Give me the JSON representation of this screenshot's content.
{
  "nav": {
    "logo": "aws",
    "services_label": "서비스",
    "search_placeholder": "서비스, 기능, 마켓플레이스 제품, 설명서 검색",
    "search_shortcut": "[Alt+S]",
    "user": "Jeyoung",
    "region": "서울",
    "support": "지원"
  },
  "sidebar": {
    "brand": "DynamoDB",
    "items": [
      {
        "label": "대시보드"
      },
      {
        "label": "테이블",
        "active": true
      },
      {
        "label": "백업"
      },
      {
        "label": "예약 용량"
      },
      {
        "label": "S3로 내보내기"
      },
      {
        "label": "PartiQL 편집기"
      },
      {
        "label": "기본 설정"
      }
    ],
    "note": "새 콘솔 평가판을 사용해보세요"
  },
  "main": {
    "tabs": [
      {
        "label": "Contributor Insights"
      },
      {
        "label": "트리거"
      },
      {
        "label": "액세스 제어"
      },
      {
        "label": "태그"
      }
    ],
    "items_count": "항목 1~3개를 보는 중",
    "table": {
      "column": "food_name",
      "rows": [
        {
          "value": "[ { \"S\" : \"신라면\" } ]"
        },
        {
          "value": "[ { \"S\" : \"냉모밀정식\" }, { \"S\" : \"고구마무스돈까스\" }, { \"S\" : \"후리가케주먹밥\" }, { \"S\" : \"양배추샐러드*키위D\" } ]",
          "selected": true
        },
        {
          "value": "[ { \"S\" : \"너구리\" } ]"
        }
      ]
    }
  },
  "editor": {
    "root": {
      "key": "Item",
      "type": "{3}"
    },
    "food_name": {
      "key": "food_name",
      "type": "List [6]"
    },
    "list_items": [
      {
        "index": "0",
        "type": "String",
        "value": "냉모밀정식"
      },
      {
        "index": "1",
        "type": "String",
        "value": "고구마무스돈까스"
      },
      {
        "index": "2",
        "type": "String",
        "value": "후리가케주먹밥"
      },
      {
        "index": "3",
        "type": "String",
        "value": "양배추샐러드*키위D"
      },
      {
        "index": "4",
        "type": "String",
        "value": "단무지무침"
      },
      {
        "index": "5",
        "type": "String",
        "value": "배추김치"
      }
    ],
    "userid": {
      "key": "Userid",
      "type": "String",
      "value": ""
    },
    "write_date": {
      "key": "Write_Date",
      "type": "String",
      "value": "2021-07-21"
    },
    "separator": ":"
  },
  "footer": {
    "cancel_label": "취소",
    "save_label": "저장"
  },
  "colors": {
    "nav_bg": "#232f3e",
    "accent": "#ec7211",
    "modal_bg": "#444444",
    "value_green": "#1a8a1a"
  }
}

Instructions to follow —
From the entries above, pull out each line that includes "양배추샐러드".

Task output —
          "value": "[ { \"S\" : \"냉모밀정식\" }, { \"S\" : \"고구마무스돈까스\" }, { \"S\" : \"후리가케주먹밥\" }, { \"S\" : \"양배추샐러드*키위D\" } ]",
        "value": "양배추샐러드*키위D"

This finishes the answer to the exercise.